Description of the task. Gather the lines that hold the string "robótkę".

Data shown.

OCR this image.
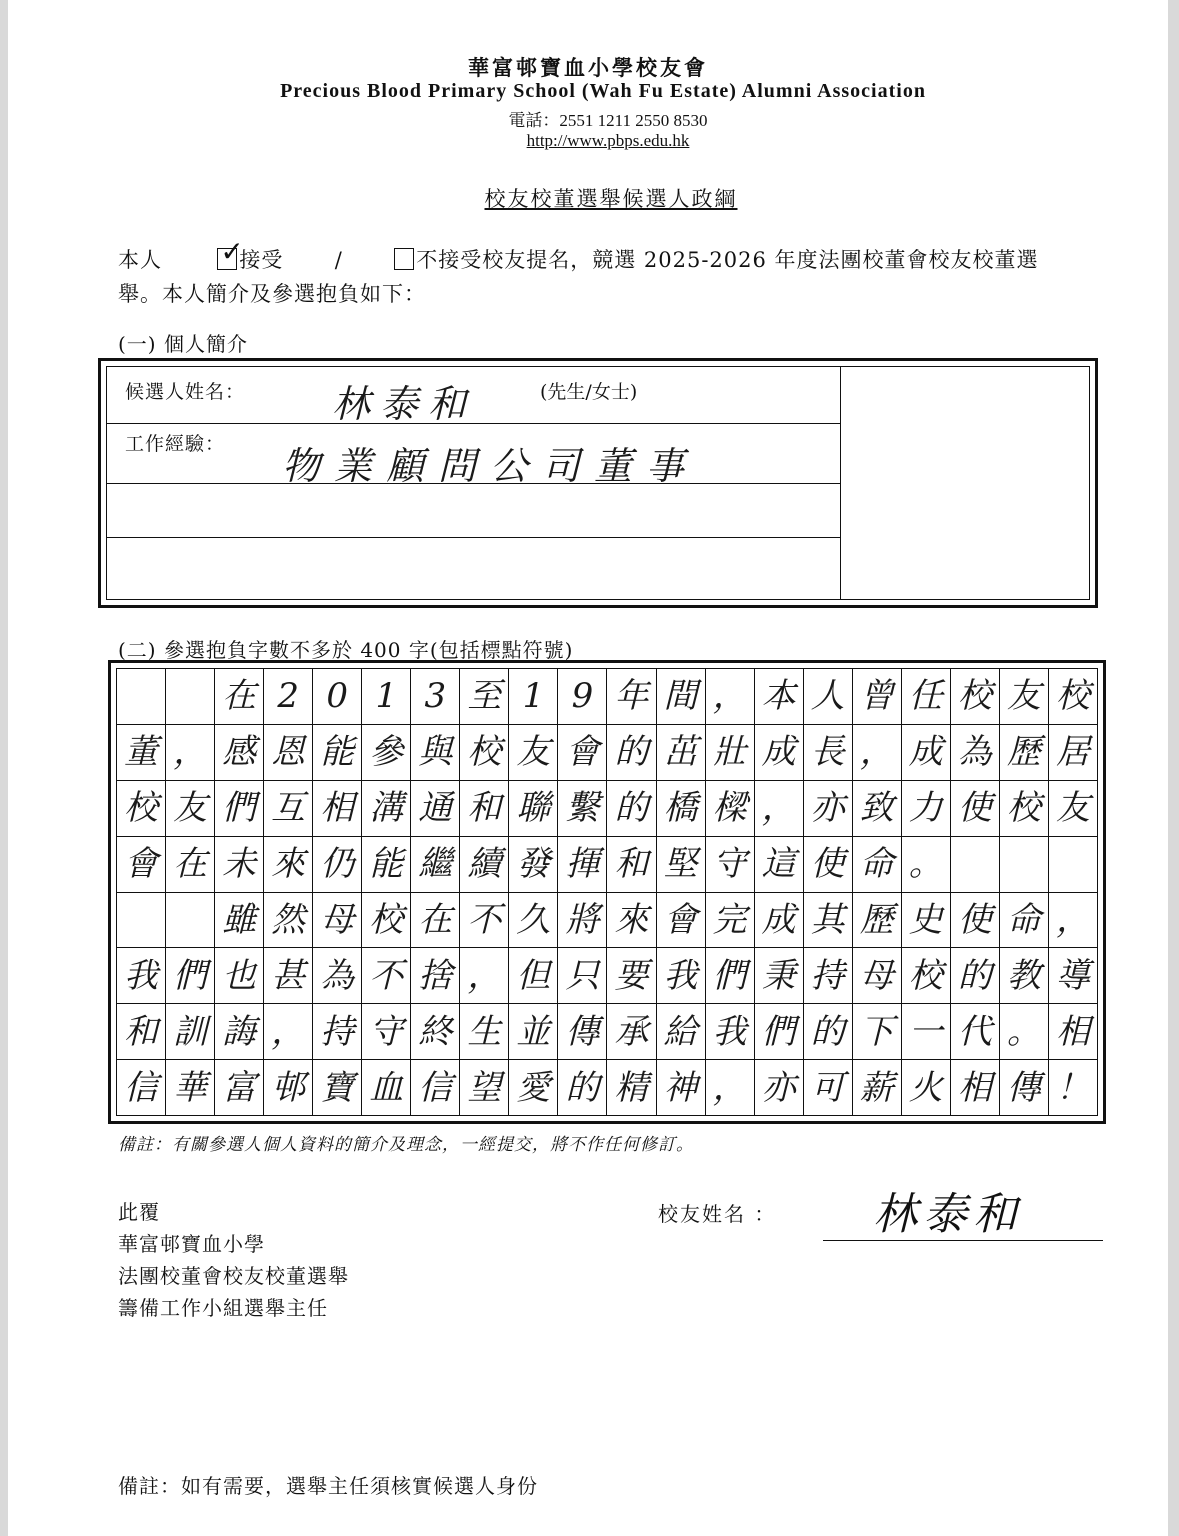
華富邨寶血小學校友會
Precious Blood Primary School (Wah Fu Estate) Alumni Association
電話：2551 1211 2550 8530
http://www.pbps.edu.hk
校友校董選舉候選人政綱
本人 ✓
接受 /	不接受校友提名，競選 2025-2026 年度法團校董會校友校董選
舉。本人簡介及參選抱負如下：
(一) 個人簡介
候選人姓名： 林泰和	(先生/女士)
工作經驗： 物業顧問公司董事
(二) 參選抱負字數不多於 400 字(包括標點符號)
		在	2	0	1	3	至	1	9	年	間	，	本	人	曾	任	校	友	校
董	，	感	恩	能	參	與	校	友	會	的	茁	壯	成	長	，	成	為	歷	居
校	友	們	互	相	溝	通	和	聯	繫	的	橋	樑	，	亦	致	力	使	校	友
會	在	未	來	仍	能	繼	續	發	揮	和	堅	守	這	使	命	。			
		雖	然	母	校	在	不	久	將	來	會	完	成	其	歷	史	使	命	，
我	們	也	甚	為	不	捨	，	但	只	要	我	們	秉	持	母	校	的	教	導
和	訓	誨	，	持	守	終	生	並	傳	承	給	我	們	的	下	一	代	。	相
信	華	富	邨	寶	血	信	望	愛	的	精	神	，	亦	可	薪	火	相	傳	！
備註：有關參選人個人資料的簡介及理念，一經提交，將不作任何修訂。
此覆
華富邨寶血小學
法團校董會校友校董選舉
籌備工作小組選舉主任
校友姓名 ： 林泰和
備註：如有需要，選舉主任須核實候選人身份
---
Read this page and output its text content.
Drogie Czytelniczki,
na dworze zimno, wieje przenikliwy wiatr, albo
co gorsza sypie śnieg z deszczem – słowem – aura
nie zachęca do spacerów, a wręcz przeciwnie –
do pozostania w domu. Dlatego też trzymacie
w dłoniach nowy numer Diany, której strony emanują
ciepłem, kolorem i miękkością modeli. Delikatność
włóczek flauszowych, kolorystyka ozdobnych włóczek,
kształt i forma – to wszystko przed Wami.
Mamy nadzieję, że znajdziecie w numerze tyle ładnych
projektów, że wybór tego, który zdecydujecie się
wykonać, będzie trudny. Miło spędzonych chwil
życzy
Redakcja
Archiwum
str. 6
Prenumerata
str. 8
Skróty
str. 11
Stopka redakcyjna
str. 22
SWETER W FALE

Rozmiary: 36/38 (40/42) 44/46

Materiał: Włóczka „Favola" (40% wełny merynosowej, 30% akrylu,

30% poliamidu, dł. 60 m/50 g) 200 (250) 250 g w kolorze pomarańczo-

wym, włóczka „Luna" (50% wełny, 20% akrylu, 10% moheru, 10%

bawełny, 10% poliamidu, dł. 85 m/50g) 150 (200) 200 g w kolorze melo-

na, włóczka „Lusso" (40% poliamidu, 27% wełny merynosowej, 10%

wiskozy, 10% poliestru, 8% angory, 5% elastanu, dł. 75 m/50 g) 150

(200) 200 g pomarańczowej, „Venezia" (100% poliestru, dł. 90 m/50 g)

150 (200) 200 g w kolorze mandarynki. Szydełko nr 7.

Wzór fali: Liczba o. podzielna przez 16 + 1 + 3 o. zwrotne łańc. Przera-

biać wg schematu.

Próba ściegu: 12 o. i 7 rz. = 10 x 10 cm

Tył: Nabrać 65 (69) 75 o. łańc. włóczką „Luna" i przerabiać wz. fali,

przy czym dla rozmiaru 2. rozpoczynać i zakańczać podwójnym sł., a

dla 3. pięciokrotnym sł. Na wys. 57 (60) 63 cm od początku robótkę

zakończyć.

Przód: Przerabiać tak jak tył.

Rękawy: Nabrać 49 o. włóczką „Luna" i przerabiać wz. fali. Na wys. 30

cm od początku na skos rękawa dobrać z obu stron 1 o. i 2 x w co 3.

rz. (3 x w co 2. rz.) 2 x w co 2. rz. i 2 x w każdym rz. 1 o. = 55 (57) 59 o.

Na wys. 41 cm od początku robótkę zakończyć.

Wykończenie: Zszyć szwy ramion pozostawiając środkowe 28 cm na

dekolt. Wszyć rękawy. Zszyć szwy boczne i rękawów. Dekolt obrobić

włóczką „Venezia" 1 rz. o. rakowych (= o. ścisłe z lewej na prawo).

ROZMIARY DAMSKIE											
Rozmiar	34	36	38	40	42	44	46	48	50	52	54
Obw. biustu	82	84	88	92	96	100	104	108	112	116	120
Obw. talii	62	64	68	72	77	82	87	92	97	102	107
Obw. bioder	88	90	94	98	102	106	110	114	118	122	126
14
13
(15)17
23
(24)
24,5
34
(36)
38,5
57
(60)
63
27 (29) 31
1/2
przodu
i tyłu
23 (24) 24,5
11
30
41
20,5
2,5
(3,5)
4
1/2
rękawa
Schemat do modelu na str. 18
...
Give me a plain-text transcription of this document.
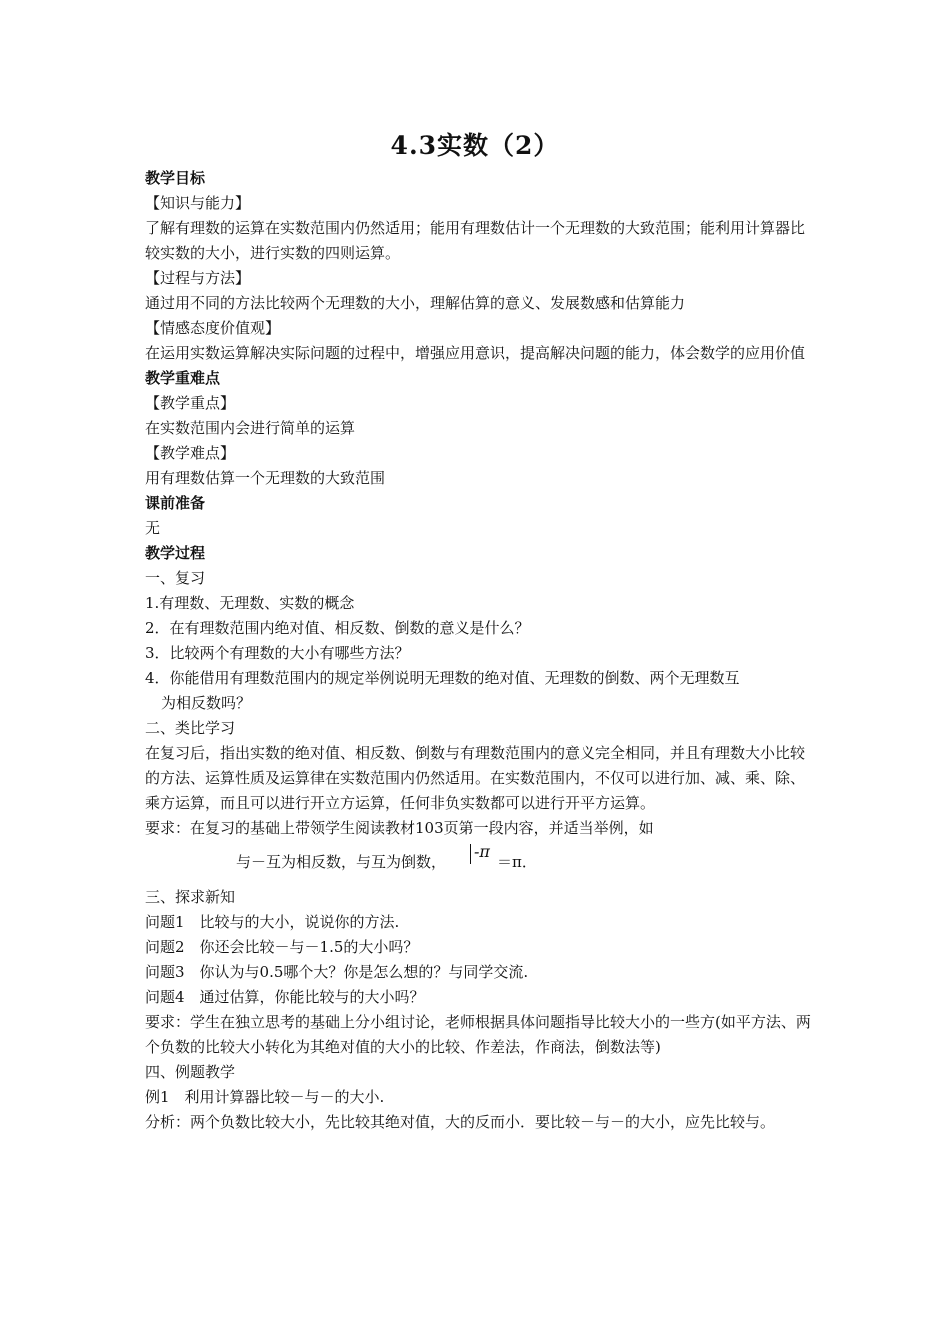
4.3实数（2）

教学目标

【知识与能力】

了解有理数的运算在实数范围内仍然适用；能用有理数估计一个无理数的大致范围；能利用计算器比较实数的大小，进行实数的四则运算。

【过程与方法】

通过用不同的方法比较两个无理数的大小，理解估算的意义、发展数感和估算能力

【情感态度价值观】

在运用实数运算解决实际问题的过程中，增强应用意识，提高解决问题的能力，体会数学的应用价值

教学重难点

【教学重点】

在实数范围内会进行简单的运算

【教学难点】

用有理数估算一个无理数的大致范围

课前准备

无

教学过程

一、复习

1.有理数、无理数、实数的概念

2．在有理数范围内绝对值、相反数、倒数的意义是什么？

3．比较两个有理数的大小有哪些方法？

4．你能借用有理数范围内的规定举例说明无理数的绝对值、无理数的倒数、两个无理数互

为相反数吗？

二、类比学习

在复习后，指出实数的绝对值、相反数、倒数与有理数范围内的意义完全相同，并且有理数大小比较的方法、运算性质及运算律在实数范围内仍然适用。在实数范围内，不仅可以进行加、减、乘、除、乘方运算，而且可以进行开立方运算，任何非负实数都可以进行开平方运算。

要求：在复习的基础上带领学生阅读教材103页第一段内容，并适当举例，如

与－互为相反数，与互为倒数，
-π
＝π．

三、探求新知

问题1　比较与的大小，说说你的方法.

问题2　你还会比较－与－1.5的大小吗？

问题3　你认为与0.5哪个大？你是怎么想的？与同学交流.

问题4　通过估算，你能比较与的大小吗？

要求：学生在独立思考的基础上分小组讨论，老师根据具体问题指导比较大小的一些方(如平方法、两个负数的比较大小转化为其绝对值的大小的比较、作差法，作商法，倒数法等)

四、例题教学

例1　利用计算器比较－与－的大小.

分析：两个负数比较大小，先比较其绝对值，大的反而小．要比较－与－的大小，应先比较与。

Solution for this task.
dla 3. pięciokrotnym sł. Na wys. 57 (60) 63 cm od początku robótkę
Na wys. 41 cm od początku robótkę zakończyć.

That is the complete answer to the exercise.